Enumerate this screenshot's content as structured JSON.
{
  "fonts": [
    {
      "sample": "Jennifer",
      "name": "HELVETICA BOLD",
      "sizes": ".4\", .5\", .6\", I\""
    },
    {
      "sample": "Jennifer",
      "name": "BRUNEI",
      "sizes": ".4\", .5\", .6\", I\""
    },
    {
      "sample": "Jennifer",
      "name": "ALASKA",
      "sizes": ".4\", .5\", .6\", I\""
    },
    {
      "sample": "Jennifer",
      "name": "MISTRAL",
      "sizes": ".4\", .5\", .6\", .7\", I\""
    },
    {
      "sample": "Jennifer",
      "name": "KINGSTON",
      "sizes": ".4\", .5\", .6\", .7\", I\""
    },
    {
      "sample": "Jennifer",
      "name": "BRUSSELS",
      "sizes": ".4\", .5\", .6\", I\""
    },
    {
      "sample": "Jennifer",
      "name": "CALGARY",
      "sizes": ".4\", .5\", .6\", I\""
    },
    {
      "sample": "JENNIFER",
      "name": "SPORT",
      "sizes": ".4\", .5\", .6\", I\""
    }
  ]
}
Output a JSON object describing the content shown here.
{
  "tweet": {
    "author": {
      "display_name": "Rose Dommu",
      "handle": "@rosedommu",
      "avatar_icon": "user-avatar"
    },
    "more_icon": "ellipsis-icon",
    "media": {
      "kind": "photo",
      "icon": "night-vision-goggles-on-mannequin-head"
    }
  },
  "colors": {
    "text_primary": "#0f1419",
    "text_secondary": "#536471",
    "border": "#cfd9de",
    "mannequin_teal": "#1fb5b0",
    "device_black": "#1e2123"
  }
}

========

Copy every line verbatim.

| FULL RESPONSE |
Enumerate this screenshot's content as structured JSON.
{
  "fonts": [
    {
      "sample": "Jennifer",
      "name": "HELVETICA BOLD",
      "sizes": ".4\", .5\", .6\", I\""
    },
    {
      "sample": "Jennifer",
      "name": "BRUNEI",
      "sizes": ".4\", .5\", .6\", I\""
    },
    {
      "sample": "Jennifer",
      "name": "ALASKA",
      "sizes": ".4\", .5\", .6\", I\""
    },
    {
      "sample": "Jennifer",
      "name": "MISTRAL",
      "sizes": ".4\", .5\", .6\", .7\", I\""
    },
    {
      "sample": "Jennifer",
      "name": "KINGSTON",
      "sizes": ".4\", .5\", .6\", .7\", I\""
    },
    {
      "sample": "Jennifer",
      "name": "BRUSSELS",
      "sizes": ".4\", .5\", .6\", I\""
    },
    {
      "sample": "Jennifer",
      "name": "CALGARY",
      "sizes": ".4\", .5\", .6\", I\""
    },
    {
      "sample": "JENNIFER",
      "name": "SPORT",
      "sizes": ".4\", .5\", .6\", I\""
    }
  ]
}
Output a JSON object describing the content shown here.
{
  "tweet": {
    "author": {
      "display_name": "Rose Dommu",
      "handle": "@rosedommu",
      "avatar_icon": "user-avatar"
    },
    "more_icon": "ellipsis-icon",
    "media": {
      "kind": "photo",
      "icon": "night-vision-goggles-on-mannequin-head"
    }
  },
  "colors": {
    "text_primary": "#0f1419",
    "text_secondary": "#536471",
    "border": "#cfd9de",
    "mannequin_teal": "#1fb5b0",
    "device_black": "#1e2123"
  }
}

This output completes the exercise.